__Exercise__
Select the lines below containing the word "screenshot".

__Records supplied__
+++++

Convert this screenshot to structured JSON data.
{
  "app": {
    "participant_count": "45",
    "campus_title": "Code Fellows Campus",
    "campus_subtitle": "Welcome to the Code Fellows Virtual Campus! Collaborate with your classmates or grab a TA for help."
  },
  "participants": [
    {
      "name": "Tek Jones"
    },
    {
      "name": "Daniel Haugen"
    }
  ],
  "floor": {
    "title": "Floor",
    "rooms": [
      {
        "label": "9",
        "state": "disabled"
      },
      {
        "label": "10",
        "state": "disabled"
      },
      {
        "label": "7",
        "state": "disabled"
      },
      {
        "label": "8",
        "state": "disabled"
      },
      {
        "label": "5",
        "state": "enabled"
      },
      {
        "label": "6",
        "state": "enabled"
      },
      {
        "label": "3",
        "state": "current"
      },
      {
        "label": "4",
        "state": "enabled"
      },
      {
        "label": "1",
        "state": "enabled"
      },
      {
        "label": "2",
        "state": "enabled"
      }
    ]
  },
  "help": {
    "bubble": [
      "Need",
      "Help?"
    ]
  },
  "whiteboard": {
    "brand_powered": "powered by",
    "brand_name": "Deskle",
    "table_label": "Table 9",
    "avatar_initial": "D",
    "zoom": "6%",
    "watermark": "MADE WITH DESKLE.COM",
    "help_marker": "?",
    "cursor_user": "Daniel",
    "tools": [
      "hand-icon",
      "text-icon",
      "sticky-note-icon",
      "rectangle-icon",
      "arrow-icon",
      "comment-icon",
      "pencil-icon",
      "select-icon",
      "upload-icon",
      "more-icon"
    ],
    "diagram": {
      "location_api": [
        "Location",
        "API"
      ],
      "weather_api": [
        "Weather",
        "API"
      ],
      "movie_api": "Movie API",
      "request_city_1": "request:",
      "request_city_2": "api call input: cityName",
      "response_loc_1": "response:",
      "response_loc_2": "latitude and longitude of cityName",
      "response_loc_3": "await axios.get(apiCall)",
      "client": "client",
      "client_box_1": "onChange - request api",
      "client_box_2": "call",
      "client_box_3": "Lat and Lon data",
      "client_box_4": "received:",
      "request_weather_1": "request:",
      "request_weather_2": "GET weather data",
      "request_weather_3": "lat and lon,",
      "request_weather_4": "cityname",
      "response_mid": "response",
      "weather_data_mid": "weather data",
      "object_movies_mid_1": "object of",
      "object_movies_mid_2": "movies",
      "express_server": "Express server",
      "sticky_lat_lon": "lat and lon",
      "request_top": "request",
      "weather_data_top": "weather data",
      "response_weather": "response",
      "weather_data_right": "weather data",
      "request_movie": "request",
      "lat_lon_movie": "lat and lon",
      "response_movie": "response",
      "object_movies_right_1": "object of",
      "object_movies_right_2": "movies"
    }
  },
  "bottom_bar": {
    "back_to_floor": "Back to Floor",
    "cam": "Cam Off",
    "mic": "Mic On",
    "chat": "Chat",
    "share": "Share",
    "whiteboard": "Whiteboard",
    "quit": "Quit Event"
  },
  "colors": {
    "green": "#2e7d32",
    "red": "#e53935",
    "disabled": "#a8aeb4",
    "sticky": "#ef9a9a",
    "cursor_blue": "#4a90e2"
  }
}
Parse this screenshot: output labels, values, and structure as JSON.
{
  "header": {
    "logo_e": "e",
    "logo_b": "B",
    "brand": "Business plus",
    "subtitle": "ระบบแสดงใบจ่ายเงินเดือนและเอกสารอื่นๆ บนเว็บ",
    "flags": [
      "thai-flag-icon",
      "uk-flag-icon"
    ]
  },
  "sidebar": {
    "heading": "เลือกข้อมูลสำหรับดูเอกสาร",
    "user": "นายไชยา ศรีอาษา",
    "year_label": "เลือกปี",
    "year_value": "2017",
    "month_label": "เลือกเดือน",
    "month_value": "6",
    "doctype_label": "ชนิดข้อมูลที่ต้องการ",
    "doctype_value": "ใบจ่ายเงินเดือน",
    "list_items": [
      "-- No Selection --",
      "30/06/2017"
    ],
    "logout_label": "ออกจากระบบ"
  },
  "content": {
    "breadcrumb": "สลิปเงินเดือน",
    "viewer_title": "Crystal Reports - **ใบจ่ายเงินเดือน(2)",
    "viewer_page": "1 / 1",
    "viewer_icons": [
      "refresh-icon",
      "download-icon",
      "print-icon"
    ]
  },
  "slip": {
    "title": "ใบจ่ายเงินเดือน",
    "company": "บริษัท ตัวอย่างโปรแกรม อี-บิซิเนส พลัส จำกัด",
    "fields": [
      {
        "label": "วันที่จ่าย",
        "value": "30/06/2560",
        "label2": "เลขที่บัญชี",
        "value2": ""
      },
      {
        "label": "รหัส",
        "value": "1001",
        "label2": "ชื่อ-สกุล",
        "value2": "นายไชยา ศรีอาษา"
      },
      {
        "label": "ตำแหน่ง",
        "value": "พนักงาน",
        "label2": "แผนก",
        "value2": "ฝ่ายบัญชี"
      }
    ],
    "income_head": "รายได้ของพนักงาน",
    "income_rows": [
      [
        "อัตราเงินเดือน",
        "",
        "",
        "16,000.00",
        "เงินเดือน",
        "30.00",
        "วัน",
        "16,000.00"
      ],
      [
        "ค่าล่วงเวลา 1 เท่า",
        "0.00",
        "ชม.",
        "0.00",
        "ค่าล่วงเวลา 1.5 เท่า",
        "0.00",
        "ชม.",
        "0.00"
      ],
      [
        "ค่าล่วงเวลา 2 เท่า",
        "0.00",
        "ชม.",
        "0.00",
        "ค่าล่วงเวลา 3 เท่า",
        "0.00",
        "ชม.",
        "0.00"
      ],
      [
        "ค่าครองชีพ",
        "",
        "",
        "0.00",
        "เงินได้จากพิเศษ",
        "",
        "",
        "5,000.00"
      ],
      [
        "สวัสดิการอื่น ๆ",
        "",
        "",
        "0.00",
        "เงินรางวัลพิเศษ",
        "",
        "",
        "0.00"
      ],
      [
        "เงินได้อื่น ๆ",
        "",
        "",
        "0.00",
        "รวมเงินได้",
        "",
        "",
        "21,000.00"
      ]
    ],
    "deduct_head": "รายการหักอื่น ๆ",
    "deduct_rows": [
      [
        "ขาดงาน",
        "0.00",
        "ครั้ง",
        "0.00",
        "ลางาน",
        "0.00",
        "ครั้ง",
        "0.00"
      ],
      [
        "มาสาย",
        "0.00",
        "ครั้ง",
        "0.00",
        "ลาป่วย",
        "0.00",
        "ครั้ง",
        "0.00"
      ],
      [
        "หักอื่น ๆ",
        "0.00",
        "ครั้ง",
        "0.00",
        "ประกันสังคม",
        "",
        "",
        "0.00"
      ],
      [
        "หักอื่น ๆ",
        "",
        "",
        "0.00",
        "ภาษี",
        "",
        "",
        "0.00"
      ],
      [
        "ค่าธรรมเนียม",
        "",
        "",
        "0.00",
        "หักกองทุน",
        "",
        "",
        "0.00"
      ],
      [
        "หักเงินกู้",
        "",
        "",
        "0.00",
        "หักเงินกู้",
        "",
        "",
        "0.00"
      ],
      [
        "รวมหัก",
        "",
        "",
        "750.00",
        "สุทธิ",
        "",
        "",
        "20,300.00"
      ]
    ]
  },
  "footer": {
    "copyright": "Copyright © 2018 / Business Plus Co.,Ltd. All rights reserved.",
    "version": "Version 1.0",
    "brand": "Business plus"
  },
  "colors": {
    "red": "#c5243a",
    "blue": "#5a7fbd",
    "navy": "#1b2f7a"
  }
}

+++++

__In response__
Convert this screenshot to structured JSON data.
Parse this screenshot: output labels, values, and structure as JSON.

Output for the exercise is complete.